_EXERCISE_
From the data that follows, copy every line holding the string "Price".

_Some records_
-------
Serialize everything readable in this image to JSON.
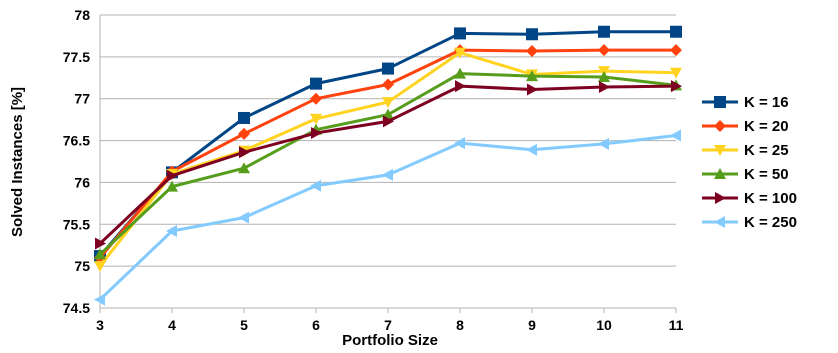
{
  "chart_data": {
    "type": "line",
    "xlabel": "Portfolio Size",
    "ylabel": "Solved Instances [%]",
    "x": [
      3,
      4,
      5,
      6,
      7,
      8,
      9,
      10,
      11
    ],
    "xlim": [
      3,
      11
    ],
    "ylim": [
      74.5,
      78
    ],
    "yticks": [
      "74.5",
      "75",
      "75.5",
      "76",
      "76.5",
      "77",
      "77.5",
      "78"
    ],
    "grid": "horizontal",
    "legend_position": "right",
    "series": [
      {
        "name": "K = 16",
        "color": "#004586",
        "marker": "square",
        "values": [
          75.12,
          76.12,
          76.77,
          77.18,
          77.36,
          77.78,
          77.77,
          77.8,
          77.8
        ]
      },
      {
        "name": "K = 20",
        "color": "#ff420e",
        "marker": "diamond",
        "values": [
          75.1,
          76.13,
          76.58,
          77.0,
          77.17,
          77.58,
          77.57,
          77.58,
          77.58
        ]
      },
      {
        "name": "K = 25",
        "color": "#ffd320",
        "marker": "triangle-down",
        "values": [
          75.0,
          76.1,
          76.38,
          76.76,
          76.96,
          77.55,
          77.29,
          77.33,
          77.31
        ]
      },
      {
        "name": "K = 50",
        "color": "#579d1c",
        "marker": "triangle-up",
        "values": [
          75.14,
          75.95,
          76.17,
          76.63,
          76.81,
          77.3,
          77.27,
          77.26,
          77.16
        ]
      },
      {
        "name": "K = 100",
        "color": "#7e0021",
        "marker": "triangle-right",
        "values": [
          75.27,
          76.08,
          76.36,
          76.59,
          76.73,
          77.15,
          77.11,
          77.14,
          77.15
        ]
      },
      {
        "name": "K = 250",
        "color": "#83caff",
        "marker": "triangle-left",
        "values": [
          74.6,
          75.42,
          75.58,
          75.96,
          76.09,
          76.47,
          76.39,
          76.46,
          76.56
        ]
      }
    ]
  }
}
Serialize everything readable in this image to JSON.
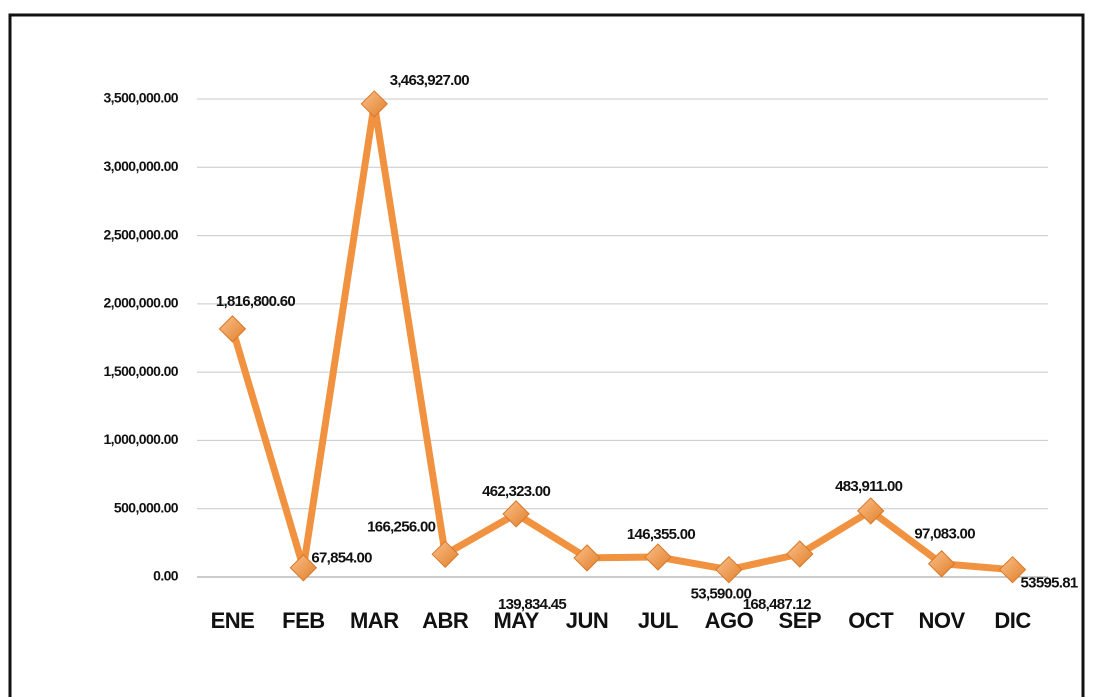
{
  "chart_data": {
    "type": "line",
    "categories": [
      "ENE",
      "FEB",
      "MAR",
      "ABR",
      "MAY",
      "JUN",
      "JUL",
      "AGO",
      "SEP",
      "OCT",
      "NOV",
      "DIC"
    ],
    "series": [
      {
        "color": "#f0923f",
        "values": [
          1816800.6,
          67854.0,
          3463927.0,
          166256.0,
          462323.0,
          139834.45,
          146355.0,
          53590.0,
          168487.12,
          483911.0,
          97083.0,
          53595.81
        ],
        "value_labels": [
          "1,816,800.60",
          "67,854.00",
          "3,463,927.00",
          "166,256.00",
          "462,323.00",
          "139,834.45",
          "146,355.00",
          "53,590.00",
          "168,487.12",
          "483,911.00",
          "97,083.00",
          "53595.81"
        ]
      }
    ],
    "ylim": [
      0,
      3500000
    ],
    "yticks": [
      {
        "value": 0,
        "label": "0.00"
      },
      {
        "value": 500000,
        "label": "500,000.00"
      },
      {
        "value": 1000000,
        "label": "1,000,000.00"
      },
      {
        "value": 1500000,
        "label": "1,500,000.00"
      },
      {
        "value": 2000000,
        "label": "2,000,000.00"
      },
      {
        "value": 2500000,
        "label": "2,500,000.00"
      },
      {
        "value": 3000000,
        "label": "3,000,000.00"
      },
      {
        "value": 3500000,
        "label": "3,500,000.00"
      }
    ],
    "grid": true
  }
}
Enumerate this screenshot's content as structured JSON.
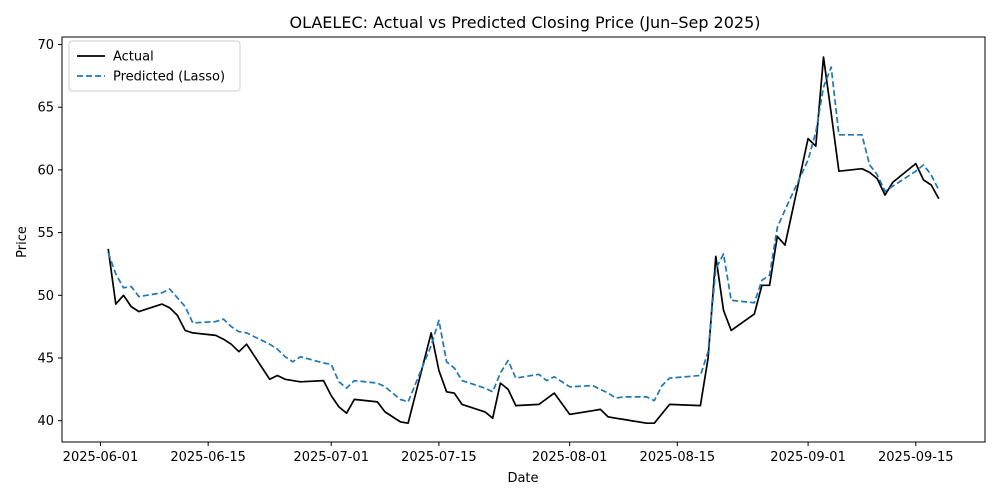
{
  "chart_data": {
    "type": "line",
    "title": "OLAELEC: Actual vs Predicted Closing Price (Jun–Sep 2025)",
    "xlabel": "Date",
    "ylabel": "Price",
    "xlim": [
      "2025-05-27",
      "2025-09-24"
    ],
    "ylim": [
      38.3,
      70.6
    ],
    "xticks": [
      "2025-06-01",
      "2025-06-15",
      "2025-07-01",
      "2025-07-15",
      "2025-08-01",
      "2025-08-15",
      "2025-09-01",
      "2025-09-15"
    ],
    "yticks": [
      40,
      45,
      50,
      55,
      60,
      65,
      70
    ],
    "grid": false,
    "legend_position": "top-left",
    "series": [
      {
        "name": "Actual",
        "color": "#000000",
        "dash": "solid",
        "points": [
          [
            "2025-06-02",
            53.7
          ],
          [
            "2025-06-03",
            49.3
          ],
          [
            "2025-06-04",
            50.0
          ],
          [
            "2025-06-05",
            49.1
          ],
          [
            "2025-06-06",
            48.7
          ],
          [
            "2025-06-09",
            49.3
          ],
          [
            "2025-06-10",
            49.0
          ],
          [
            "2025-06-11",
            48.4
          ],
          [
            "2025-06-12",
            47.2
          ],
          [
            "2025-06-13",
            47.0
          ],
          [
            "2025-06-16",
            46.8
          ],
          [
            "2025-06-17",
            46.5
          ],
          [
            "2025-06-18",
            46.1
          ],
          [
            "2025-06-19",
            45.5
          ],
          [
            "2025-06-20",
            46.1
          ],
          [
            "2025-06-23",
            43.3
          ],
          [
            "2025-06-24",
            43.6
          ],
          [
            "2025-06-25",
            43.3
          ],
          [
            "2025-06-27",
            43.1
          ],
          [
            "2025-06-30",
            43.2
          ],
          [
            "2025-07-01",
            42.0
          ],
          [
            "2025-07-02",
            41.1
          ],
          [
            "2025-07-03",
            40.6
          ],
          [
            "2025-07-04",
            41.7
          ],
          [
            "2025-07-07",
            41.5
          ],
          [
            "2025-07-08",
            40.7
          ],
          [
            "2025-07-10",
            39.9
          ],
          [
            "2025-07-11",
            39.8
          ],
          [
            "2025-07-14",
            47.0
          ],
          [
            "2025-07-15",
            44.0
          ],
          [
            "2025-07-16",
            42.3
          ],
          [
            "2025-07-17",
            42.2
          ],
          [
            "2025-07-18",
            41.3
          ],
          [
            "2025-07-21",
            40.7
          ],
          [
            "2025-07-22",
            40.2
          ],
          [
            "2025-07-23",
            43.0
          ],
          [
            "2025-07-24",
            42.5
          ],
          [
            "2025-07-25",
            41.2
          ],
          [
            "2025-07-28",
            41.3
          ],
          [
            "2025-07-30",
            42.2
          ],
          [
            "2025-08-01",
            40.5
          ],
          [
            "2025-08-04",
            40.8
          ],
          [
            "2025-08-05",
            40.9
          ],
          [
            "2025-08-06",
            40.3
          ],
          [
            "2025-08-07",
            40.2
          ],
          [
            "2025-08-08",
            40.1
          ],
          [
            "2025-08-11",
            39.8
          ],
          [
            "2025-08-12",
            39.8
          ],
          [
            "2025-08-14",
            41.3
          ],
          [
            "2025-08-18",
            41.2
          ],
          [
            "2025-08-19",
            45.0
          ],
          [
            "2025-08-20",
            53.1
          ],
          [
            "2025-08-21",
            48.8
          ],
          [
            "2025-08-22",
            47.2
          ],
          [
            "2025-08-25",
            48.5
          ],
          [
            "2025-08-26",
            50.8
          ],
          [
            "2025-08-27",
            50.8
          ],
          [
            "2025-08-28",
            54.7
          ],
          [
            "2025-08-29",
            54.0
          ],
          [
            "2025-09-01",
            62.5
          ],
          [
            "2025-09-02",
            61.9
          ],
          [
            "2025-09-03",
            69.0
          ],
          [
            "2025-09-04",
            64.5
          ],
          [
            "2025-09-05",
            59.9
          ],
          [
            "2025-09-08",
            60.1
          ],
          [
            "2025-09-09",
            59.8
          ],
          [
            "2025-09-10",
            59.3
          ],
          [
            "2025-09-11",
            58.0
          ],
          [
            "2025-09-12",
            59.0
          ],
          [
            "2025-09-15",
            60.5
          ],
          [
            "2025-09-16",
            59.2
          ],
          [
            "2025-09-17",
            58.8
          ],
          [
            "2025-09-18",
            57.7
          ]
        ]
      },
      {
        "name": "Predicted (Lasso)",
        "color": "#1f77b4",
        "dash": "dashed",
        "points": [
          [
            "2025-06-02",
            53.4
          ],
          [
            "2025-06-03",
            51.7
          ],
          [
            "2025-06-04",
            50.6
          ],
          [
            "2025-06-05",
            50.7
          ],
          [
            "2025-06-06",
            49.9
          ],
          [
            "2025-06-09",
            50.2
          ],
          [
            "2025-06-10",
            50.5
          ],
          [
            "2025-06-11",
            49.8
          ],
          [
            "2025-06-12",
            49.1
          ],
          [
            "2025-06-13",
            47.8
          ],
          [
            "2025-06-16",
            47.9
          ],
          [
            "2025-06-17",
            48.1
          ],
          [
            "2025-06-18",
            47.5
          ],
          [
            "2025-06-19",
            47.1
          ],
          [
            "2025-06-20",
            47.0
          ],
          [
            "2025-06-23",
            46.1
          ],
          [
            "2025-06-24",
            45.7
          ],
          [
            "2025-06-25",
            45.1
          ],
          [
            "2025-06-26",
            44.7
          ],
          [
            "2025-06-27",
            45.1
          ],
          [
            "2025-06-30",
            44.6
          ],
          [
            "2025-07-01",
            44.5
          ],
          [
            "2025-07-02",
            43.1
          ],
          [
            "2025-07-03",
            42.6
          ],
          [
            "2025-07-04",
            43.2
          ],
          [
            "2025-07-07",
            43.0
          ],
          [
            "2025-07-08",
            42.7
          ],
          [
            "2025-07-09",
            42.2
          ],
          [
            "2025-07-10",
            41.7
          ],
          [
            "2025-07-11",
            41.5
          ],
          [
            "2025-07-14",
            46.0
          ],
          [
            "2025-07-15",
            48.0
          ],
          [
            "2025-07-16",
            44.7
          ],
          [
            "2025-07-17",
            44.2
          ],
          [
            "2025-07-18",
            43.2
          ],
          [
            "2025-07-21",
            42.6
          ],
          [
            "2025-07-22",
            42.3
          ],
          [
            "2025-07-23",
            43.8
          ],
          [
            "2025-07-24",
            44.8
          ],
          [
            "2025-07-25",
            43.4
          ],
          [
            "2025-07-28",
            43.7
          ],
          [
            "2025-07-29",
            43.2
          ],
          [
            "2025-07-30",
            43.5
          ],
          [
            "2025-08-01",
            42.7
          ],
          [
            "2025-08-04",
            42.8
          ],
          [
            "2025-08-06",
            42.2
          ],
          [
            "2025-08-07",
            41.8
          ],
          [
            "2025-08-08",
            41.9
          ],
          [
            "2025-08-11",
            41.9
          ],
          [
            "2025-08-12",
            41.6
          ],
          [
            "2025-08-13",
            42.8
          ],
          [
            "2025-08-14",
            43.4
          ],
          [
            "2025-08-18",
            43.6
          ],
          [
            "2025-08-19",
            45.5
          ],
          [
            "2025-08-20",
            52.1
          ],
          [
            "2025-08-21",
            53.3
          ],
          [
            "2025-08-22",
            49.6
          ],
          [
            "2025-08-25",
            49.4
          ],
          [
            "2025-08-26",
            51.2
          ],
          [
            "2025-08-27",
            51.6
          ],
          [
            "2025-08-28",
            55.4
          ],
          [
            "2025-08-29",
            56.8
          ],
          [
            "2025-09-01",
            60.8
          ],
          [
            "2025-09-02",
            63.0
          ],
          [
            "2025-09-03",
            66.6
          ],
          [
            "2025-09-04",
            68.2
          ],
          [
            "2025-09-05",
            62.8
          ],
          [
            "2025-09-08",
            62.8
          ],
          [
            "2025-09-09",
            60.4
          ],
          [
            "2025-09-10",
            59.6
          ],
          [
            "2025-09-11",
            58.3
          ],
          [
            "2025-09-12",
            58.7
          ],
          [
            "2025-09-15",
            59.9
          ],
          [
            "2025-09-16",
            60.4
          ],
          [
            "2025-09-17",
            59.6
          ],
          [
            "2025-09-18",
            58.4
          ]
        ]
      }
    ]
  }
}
-------
_TASK RESULT_
    "title": "OLAELEC: Actual vs Predicted Closing Price (Jun–Sep 2025)",
    "ylabel": "Price",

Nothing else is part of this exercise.